#### TASK TO COMPLETE
Leave out the images; return the rest of the data exactly.
------------------------------------------------
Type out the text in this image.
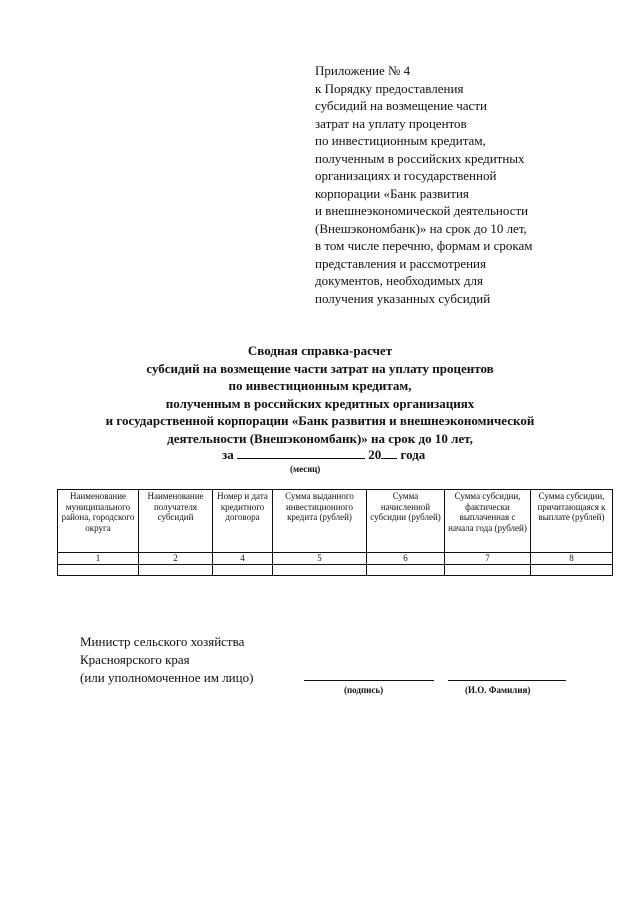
Приложение № 4
к Порядку предоставления
субсидий на возмещение части
затрат на уплату процентов
по инвестиционным кредитам,
полученным в российских кредитных
организациях и государственной
корпорации «Банк развития
и внешнеэкономической деятельности
(Внешэкономбанк)» на срок до 10 лет,
в том числе перечню, формам и срокам
представления и рассмотрения
документов, необходимых для
получения указанных субсидий
Сводная справка-расчет
субсидий на возмещение части затрат на уплату процентов
по инвестиционным кредитам,
полученным в российских кредитных организациях
и государственной корпорации «Банк развития и внешнеэкономической
деятельности (Внешэкономбанк)» на срок до 10 лет,
за	20 года
(месяц)
Наименование муниципального района, городского округа	Наименование получателя субсидий	Номер и дата кредитного договора	Сумма выданного инвестиционного кредита (рублей)	Сумма начисленной субсидии (рублей)	Сумма субсидии, фактически выплаченная с начала года (рублей)	Сумма субсидии, причитающаяся к выплате (рублей)
1	2	4	5	6	7	8

Министр сельского хозяйства
Красноярского края
(или уполномоченное им лицо)
(подпись)	(И.О. Фамилия)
------------------------------------------------
#### WRITTEN SOLUTION
Type out the text in this image.
Приложение № 4
к Порядку предоставления
субсидий на возмещение части
затрат на уплату процентов
по инвестиционным кредитам,
полученным в российских кредитных
организациях и государственной
корпорации «Банк развития
и внешнеэкономической деятельности
(Внешэкономбанк)» на срок до 10 лет,
в том числе перечню, формам и срокам
представления и рассмотрения
документов, необходимых для
получения указанных субсидий
Сводная справка-расчет
субсидий на возмещение части затрат на уплату процентов
по инвестиционным кредитам,
полученным в российских кредитных организациях
и государственной корпорации «Банк развития и внешнеэкономической
деятельности (Внешэкономбанк)» на срок до 10 лет,
за	20 года
(месяц)
Наименование муниципального района, городского округа	Наименование получателя субсидий	Номер и дата кредитного договора	Сумма выданного инвестиционного кредита (рублей)	Сумма начисленной субсидии (рублей)	Сумма субсидии, фактически выплаченная с начала года (рублей)	Сумма субсидии, причитающаяся к выплате (рублей)
1	2	4	5	6	7	8

Министр сельского хозяйства
Красноярского края
(или уполномоченное им лицо)
(подпись)	(И.О. Фамилия)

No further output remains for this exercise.